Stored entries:

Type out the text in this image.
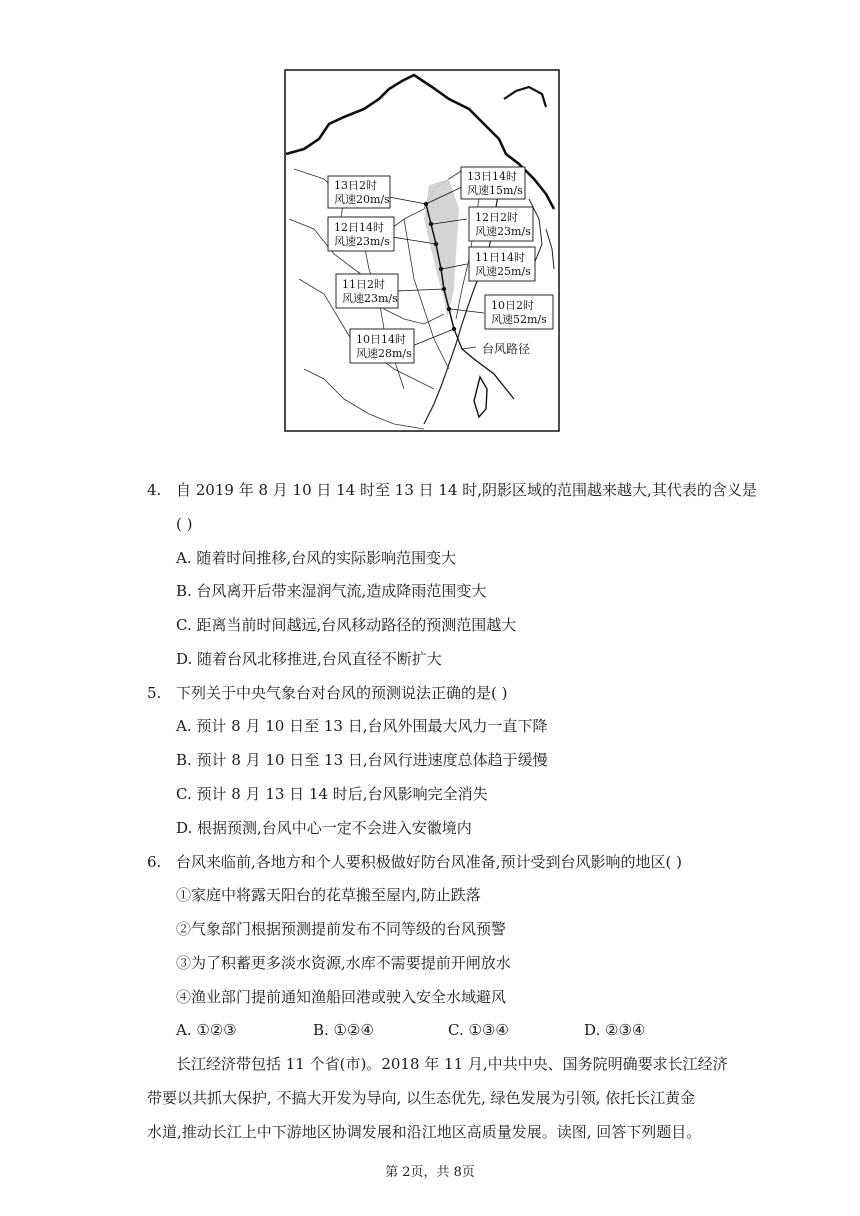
13日2时
风速20m/s
13日14时
风速15m/s
12日2时
风速23m/s
12日14时
风速23m/s
11日14时
风速25m/s
11日2时
风速23m/s
10日2时
风速52m/s
10日14时
风速28m/s	台风路径
4. 自 2019 年 8 月 10 日 14 时至 13 日 14 时,阴影区域的范围越来越大,其代表的含义是
( )
A. 随着时间推移,台风的实际影响范围变大
B. 台风离开后带来湿润气流,造成降雨范围变大
C. 距离当前时间越远,台风移动路径的预测范围越大
D. 随着台风北移推进,台风直径不断扩大
5. 下列关于中央气象台对台风的预测说法正确的是( )
A. 预计 8 月 10 日至 13 日,台风外围最大风力一直下降
B. 预计 8 月 10 日至 13 日,台风行进速度总体趋于缓慢
C. 预计 8 月 13 日 14 时后,台风影响完全消失
D. 根据预测,台风中心一定不会进入安徽境内
6. 台风来临前,各地方和个人要积极做好防台风准备,预计受到台风影响的地区( )
①家庭中将露天阳台的花草搬至屋内,防止跌落
②气象部门根据预测提前发布不同等级的台风预警
③为了积蓄更多淡水资源,水库不需要提前开闸放水
④渔业部门提前通知渔船回港或驶入安全水域避风
A. ①②③	B. ①②④	C. ①③④	D. ②③④
长江经济带包括 11 个省(市)。2018 年 11 月,中共中央、国务院明确要求长江经济
带要以共抓大保护, 不搞大开发为导向, 以生态优先, 绿色发展为引领, 依托长江黄金
水道,推动长江上中下游地区协调发展和沿江地区高质量发展。读图, 回答下列题目。
第 2页，共 8页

Problem description: Leave the pictures out and output the rest of the listing exactly.

Solution to the exercise:
Type out the text in this image.
13日2时
风速20m/s
13日14时
风速15m/s
12日2时
风速23m/s
12日14时
风速23m/s
11日14时
风速25m/s
11日2时
风速23m/s
10日2时
风速52m/s
10日14时
风速28m/s	台风路径
4. 自 2019 年 8 月 10 日 14 时至 13 日 14 时,阴影区域的范围越来越大,其代表的含义是
( )
A. 随着时间推移,台风的实际影响范围变大
B. 台风离开后带来湿润气流,造成降雨范围变大
C. 距离当前时间越远,台风移动路径的预测范围越大
D. 随着台风北移推进,台风直径不断扩大
5. 下列关于中央气象台对台风的预测说法正确的是( )
A. 预计 8 月 10 日至 13 日,台风外围最大风力一直下降
B. 预计 8 月 10 日至 13 日,台风行进速度总体趋于缓慢
C. 预计 8 月 13 日 14 时后,台风影响完全消失
D. 根据预测,台风中心一定不会进入安徽境内
6. 台风来临前,各地方和个人要积极做好防台风准备,预计受到台风影响的地区( )
①家庭中将露天阳台的花草搬至屋内,防止跌落
②气象部门根据预测提前发布不同等级的台风预警
③为了积蓄更多淡水资源,水库不需要提前开闸放水
④渔业部门提前通知渔船回港或驶入安全水域避风
A. ①②③	B. ①②④	C. ①③④	D. ②③④
长江经济带包括 11 个省(市)。2018 年 11 月,中共中央、国务院明确要求长江经济
带要以共抓大保护, 不搞大开发为导向, 以生态优先, 绿色发展为引领, 依托长江黄金
水道,推动长江上中下游地区协调发展和沿江地区高质量发展。读图, 回答下列题目。
第 2页，共 8页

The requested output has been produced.